*** Vorliegender Textauszug
Neues Projekt der Universität Bayreuth zur automatischen Fertigung von Bauteilen aus keramischen Faserverbundwerkstoffen
Intuitive Robotersteuerung
Bauteile aus keramischen Faserverbundwerkstoffen zeichnen sich dadurch aus, dass sie sehr hohen Betriebstemperaturen und schockartigen Temperaturschwankungen standhalten können und nicht verschleißanfällig sind. Einen Faserspritzprozess für die Herstellung von oxidkeramischen Faserverbundwerkstoffen zu automatisieren und zugleich hochgradig flexibel zu gestalten, ist das Ziel eines neuen Vorhabens von Informatik und Ingenieurwissenschaften an der Universität Bayreuth. Intuitive Roboterprogrammierung soll Unternehmen in die Lage versetzen, kurzfaserverstärkte oxidkeramische Bauteile bedarfsgerecht auch in sehr kleinen Serien zu fertigen. Das Projekt „FlexFiber“ wird von der DFG mit insgesamt rund 700.000 Euro gefördert.
Oxidkeramische, durch Kurzfasern verstärkte Verbundwerkstoffe sind bislang noch wenig erforscht, eignen sich aber für eine Vielzahl von Anwendungen im Hochtemperatur-Leichtbau, beispielsweise in der Luft- und Raumfahrt oder in der Energiewirtschaft. Eine maßgeschneiderte Produktion von Bauteilen aus diesen Materialien ist auf das Know-how von Fachleuten angewiesen, die wissen, wie die dafür nötigen Faserspritzprozesse verlaufen müssen. Attraktiv wäre es, wenn diese Fachleute ohne großen Aufwand einen Roboter so steuern könnten, dass dieser die komplexen Faserspritzprozesse auch in Kleinserien exakt und reproduzierbar ausführt. Genau hier setzt das neue Bayreuther Projekt „FlexFiber“ an. Es zielt auf ein Robotersystem ab, das von Expert*innen intuitiv – also ohne Programmierkenntnisse – flexibel bedient werden kann. Bauteile sollen mit den jeweils angestrebten Formen, Strukturen und Eigenschaften automatisch gefertigt werden.
******
*** Entnommene Einträge
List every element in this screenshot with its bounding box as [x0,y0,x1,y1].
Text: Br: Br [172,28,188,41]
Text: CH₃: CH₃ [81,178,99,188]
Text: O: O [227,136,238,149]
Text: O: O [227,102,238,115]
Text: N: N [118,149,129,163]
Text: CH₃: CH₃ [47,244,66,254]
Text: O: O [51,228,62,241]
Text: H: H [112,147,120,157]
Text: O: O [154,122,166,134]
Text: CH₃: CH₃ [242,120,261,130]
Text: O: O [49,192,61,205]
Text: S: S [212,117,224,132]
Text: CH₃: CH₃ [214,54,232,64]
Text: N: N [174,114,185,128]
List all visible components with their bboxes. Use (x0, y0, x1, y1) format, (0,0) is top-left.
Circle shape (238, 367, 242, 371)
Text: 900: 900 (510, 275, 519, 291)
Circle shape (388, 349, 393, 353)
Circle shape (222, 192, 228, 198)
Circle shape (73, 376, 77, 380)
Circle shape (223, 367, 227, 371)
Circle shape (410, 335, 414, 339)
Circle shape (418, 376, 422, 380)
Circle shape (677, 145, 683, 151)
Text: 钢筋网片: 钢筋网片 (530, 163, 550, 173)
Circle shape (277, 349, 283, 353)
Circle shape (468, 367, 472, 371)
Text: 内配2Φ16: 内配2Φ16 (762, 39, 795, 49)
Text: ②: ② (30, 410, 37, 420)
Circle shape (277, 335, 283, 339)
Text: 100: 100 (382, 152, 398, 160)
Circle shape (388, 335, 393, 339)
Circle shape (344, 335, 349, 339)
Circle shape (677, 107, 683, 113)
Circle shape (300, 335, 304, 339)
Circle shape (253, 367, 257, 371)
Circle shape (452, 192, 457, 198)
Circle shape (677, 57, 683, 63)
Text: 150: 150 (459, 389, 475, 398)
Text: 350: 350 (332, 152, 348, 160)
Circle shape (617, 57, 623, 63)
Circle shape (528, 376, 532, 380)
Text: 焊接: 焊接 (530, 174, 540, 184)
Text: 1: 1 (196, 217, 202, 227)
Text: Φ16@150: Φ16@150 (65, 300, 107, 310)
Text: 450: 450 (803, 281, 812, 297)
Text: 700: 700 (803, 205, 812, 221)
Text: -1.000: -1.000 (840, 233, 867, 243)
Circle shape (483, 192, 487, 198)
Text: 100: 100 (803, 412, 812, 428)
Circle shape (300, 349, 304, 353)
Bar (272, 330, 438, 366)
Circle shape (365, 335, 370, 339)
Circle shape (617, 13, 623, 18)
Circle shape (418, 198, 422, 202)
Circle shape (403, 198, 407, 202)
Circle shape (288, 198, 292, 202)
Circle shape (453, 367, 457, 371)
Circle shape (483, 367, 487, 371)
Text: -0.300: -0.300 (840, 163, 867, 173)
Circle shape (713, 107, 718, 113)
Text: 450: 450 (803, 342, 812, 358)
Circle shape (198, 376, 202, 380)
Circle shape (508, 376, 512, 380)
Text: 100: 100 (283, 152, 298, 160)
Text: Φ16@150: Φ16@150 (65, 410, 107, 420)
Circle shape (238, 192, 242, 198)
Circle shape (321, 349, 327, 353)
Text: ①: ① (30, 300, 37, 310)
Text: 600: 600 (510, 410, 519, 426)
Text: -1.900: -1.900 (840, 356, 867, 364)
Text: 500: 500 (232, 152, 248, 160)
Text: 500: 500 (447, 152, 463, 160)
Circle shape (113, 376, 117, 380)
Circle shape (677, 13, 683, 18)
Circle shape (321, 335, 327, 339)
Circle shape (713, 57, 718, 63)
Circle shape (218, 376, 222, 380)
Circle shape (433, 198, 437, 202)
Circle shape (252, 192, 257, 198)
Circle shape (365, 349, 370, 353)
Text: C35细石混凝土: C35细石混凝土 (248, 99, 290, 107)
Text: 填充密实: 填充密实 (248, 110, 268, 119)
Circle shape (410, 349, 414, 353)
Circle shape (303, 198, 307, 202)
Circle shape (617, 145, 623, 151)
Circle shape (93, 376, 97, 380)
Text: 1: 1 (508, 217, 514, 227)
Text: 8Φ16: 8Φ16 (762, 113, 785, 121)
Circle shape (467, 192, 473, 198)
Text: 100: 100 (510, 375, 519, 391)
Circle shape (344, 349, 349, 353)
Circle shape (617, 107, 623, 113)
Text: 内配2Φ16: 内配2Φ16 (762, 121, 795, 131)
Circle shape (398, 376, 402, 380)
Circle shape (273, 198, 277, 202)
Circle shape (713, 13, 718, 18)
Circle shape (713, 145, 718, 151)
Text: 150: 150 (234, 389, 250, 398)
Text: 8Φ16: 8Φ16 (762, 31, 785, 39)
******
Aufgabe 1:
Mit wie viel Geld fördert die DFG laut dem Text über das Bayreuther Projekt „FlexFiber“ das Vorhaben?
Aufgabe 2:
Knüpf an den Text über das Bayreuther Projekt „FlexFiber“ an und schreib ihn nach dem letzten Satz weiter.

Lösung 1:
Mit insgesamt rund 700.000 Euro.

Lösung 2:
„An der Universität Bayreuth haben wir eine graphische Playback-Roboterprogrammierung entwickelt, die sich für diskrete Prozesse, beispielsweise das Zusammensetzen von Produkten aus einzelnen Bauteilen, schon bewährt hat. Dieses System wollen wir im Rahmen von ‚FlexFiber‘ auf kontinuierliche Prozesse erweitern. Hierbei muss der Faserverbundwerkstoff in einer optimierten Roboterbewegung bei möglichst wenig Materialverbrauch auf eine Negativform aufgesprüht werden,“ sagt Prof. Dr. Dominik Henrich, Inhaber des Robotik-Lehrstuhls an der Universität Bayreuth. Künftig sollen Expert*innen, die alle Produktionsschritte – angefangen von der Bereitstellung der Rohmaterialien bis hin zu den Strukturen und Eigenschaften des fertigen Bauteils – im Detail überblicken, das Robotersystem dementsprechend intuitiv bedienen können. Alle Produktionsschritte, einschließlich der Ansteuerung von Peripherie-Geräten, werden dann automatisiert und zugleich exakt reproduzierbar ablaufen können. Fachleute bleiben also auch in Zukunft unentbehrlich. Sie sollen aber ihr Know-how direkt dem Robotersystem vermitteln können, ohne einen Roboterprogrammierer einschalten zu müssen, was stets die Gefahr von Informationsverlusten und Fehlinterpretationen birgt.
Projektpartner an der Universität Bayreuth ist Prof. Dr.-Ing. Stefan Schafföner, Inhaber des Lehrstuhls Keramische Werkstoffe. Hier werden im Rahmen von „FlexFiber“ oxidkeramische Verbundwerkstoffe erforscht, die verstärkende Kurzfasern mit einer Länge zwischen 14 und 60 Millimetern enthalten. Diese noch jungen Materialien haben ein breites Anwendungspotenzial. Sie verleihen Bauteilen, die unter sehr hohen Temperaturen und bei plötzlichen Temperaturschwankungen uneingeschränkt funktionstüchtig bleiben müssen, die nötige Stabilität. „Es sind meistens kleine und mittlere Unternehmen, die solche Bauteile mit hohem Zeit- und Kostenaufwand in Kleinserien anfertigen. Sie werden von einer Automatisierung dieser Prozesse, die mit einer flexiblen Anpassung an die jeweils geforderten Bauteil-Eigenschaften einhergeht, erheblich profitieren können,“ sagt Prof. Dr.-Ing. Stefan Schafföner.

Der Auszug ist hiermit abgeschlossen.